* **DATA FOR THIS TASK**:
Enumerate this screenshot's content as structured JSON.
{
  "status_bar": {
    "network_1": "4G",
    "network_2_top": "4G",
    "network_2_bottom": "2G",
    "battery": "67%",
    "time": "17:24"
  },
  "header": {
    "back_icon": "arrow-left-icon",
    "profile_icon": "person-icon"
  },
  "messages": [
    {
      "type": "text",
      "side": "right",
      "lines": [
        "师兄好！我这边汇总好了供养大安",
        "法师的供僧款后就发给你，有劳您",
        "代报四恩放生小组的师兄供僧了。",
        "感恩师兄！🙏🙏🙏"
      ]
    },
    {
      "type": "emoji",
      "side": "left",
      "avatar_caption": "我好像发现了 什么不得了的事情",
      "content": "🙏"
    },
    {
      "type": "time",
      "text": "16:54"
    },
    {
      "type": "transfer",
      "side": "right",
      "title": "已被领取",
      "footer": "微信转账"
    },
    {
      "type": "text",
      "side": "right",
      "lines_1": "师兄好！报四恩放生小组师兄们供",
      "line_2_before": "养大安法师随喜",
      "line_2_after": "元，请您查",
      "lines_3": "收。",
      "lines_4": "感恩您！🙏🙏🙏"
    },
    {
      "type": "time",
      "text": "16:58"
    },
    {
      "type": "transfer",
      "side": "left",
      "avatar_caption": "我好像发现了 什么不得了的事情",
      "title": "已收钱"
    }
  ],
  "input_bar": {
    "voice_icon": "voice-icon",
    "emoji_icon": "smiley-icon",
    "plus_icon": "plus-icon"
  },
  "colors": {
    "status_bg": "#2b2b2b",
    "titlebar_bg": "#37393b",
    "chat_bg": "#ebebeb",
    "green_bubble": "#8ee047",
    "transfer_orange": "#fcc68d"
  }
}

* **EXERCISE DESCRIPTION**: Reproduce the material in full, with no word added or dropped.

* **RESULT**:
Enumerate this screenshot's content as structured JSON.
{
  "status_bar": {
    "network_1": "4G",
    "network_2_top": "4G",
    "network_2_bottom": "2G",
    "battery": "67%",
    "time": "17:24"
  },
  "header": {
    "back_icon": "arrow-left-icon",
    "profile_icon": "person-icon"
  },
  "messages": [
    {
      "type": "text",
      "side": "right",
      "lines": [
        "师兄好！我这边汇总好了供养大安",
        "法师的供僧款后就发给你，有劳您",
        "代报四恩放生小组的师兄供僧了。",
        "感恩师兄！🙏🙏🙏"
      ]
    },
    {
      "type": "emoji",
      "side": "left",
      "avatar_caption": "我好像发现了 什么不得了的事情",
      "content": "🙏"
    },
    {
      "type": "time",
      "text": "16:54"
    },
    {
      "type": "transfer",
      "side": "right",
      "title": "已被领取",
      "footer": "微信转账"
    },
    {
      "type": "text",
      "side": "right",
      "lines_1": "师兄好！报四恩放生小组师兄们供",
      "line_2_before": "养大安法师随喜",
      "line_2_after": "元，请您查",
      "lines_3": "收。",
      "lines_4": "感恩您！🙏🙏🙏"
    },
    {
      "type": "time",
      "text": "16:58"
    },
    {
      "type": "transfer",
      "side": "left",
      "avatar_caption": "我好像发现了 什么不得了的事情",
      "title": "已收钱"
    }
  ],
  "input_bar": {
    "voice_icon": "voice-icon",
    "emoji_icon": "smiley-icon",
    "plus_icon": "plus-icon"
  },
  "colors": {
    "status_bg": "#2b2b2b",
    "titlebar_bg": "#37393b",
    "chat_bg": "#ebebeb",
    "green_bubble": "#8ee047",
    "transfer_orange": "#fcc68d"
  }
}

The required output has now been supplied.